--- Task inputs ---
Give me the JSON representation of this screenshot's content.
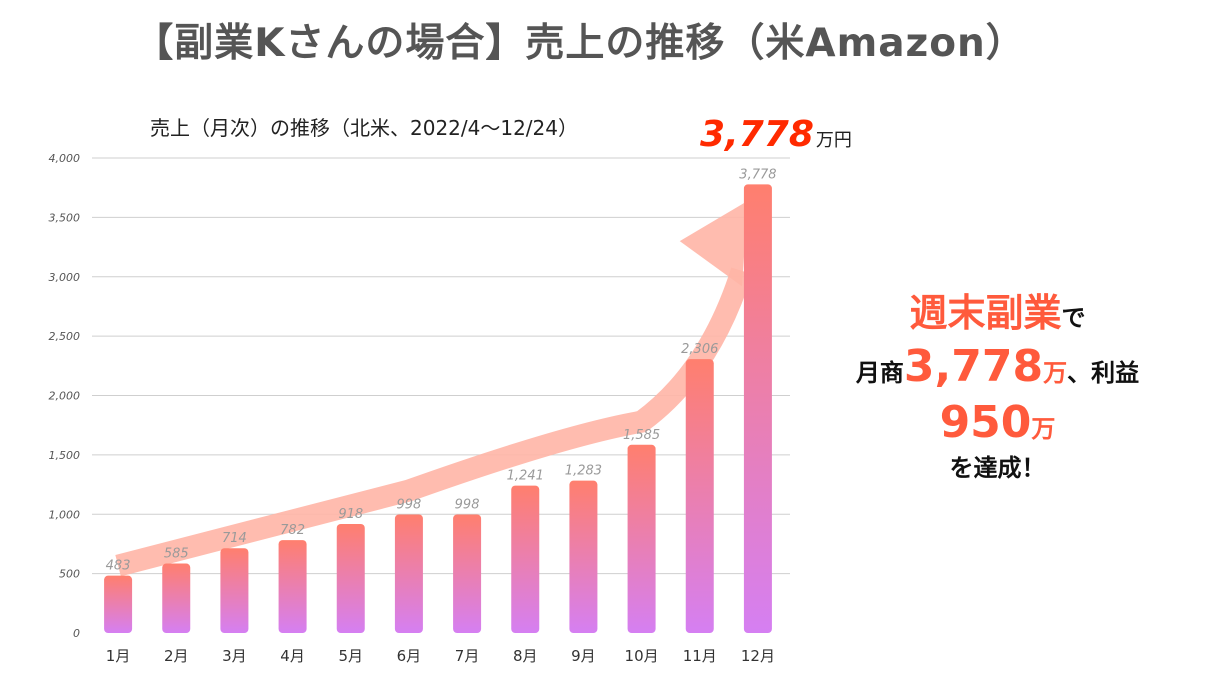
{
  "header": {
    "title": "【副業Kさんの場合】売上の推移（米Amazon）"
  },
  "chart_data": {
    "type": "bar",
    "title": "売上（月次）の推移（北米、2022/4〜12/24）",
    "xlabel": "",
    "ylabel": "",
    "categories": [
      "1月",
      "2月",
      "3月",
      "4月",
      "5月",
      "6月",
      "7月",
      "8月",
      "9月",
      "10月",
      "11月",
      "12月"
    ],
    "values": [
      483,
      585,
      714,
      782,
      918,
      998,
      998,
      1241,
      1283,
      1585,
      2306,
      3778
    ],
    "value_labels": [
      "483",
      "585",
      "714",
      "782",
      "918",
      "998",
      "998",
      "1,241",
      "1,283",
      "1,585",
      "2,306",
      "3,778"
    ],
    "ylim": [
      0,
      4000
    ],
    "yticks": [
      0,
      500,
      1000,
      1500,
      2000,
      2500,
      3000,
      3500,
      4000
    ],
    "ytick_labels": [
      "0",
      "500",
      "1,000",
      "1,500",
      "2,000",
      "2,500",
      "3,000",
      "3,500",
      "4,000"
    ],
    "grid": true,
    "legend": "none",
    "bar_gradient": {
      "top": "#ff7f6e",
      "bottom": "#d57ff2"
    },
    "trend_arrow_color": "#ffb5a6"
  },
  "highlight": {
    "value": "3,778",
    "unit": "万円"
  },
  "callout": {
    "line1_accent": "週末副業",
    "line1_suffix": "で",
    "line2_prefix": "月商",
    "line2_value": "3,778",
    "line2_unit": "万",
    "line2_suffix": "、利益",
    "line3_value": "950",
    "line3_unit": "万",
    "line4": "を達成！"
  }
}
---
> **Goal**
Please transcribe the material above exactly as written. Leave the pictures out.

> **Exercise response**
Give me the JSON representation of this screenshot's content.
{
  "header": {
    "title": "【副業Kさんの場合】売上の推移（米Amazon）"
  },
  "chart_data": {
    "type": "bar",
    "title": "売上（月次）の推移（北米、2022/4〜12/24）",
    "xlabel": "",
    "ylabel": "",
    "categories": [
      "1月",
      "2月",
      "3月",
      "4月",
      "5月",
      "6月",
      "7月",
      "8月",
      "9月",
      "10月",
      "11月",
      "12月"
    ],
    "values": [
      483,
      585,
      714,
      782,
      918,
      998,
      998,
      1241,
      1283,
      1585,
      2306,
      3778
    ],
    "value_labels": [
      "483",
      "585",
      "714",
      "782",
      "918",
      "998",
      "998",
      "1,241",
      "1,283",
      "1,585",
      "2,306",
      "3,778"
    ],
    "ylim": [
      0,
      4000
    ],
    "yticks": [
      0,
      500,
      1000,
      1500,
      2000,
      2500,
      3000,
      3500,
      4000
    ],
    "ytick_labels": [
      "0",
      "500",
      "1,000",
      "1,500",
      "2,000",
      "2,500",
      "3,000",
      "3,500",
      "4,000"
    ],
    "grid": true,
    "legend": "none",
    "bar_gradient": {
      "top": "#ff7f6e",
      "bottom": "#d57ff2"
    },
    "trend_arrow_color": "#ffb5a6"
  },
  "highlight": {
    "value": "3,778",
    "unit": "万円"
  },
  "callout": {
    "line1_accent": "週末副業",
    "line1_suffix": "で",
    "line2_prefix": "月商",
    "line2_value": "3,778",
    "line2_unit": "万",
    "line2_suffix": "、利益",
    "line3_value": "950",
    "line3_unit": "万",
    "line4": "を達成！"
  }
}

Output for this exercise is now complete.